CHALLENGE: Work through the records below and tally every line containing "ylabel". Reply with the total alone.

Extracts from a graphics dataset:

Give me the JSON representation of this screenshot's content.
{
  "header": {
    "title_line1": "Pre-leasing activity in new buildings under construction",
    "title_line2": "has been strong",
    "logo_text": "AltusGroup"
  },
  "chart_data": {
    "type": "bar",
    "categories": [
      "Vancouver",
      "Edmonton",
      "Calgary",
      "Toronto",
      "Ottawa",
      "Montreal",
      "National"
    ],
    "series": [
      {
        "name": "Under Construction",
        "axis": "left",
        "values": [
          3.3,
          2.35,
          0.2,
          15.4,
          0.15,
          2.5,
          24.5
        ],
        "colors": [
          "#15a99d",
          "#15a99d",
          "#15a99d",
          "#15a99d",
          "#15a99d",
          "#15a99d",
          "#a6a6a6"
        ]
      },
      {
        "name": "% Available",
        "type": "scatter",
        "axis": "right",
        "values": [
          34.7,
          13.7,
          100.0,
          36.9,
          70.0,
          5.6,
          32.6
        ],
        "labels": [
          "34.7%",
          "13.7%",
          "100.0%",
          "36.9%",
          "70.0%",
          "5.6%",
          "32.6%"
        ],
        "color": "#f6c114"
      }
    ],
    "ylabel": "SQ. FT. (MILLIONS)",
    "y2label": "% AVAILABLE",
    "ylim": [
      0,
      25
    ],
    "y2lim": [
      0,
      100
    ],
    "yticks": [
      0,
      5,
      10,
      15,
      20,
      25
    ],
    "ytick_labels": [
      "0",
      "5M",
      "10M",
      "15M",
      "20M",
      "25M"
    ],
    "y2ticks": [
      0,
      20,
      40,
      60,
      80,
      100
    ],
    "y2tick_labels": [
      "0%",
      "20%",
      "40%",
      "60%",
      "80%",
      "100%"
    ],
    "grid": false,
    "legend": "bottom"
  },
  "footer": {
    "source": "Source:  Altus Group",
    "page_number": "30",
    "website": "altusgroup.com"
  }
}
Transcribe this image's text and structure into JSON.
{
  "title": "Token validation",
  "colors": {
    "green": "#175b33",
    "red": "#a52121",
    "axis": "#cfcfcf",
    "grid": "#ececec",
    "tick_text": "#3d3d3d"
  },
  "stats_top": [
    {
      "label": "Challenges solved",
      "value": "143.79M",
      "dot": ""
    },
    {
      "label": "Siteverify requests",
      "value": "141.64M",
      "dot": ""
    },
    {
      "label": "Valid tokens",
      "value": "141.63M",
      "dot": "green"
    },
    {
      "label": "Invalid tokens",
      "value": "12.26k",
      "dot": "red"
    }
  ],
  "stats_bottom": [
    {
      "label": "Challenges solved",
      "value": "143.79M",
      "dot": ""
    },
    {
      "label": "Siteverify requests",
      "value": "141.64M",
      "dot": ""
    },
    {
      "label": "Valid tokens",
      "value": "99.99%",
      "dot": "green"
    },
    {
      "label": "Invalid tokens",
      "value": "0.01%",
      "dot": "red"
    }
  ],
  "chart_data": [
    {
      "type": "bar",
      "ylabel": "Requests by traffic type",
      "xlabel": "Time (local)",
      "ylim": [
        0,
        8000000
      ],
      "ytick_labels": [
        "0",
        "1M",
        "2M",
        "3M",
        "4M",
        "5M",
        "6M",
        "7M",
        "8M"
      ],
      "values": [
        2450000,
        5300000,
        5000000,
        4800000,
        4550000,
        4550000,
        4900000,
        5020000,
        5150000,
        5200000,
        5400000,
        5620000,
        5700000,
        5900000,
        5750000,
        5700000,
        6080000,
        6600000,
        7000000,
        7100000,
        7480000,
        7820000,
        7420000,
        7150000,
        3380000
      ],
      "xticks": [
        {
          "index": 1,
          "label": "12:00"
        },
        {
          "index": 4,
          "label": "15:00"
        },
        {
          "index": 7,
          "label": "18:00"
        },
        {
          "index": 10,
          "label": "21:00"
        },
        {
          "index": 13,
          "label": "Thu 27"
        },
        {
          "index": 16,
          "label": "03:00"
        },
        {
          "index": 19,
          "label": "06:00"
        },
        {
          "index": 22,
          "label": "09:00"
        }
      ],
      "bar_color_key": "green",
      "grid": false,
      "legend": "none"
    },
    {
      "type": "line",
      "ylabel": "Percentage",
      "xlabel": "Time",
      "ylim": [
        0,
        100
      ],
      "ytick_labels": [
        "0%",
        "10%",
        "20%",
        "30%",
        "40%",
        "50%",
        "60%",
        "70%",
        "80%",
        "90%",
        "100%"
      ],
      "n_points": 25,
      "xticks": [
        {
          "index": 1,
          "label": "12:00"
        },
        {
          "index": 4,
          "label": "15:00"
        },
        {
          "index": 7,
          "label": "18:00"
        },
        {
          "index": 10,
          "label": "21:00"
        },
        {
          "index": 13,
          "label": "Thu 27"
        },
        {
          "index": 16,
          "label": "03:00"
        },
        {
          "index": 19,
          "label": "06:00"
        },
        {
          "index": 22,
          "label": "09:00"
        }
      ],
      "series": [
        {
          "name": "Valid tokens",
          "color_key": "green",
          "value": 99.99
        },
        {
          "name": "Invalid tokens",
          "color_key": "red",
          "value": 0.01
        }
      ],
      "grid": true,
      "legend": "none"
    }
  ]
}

THE COMPLETED TASK: 3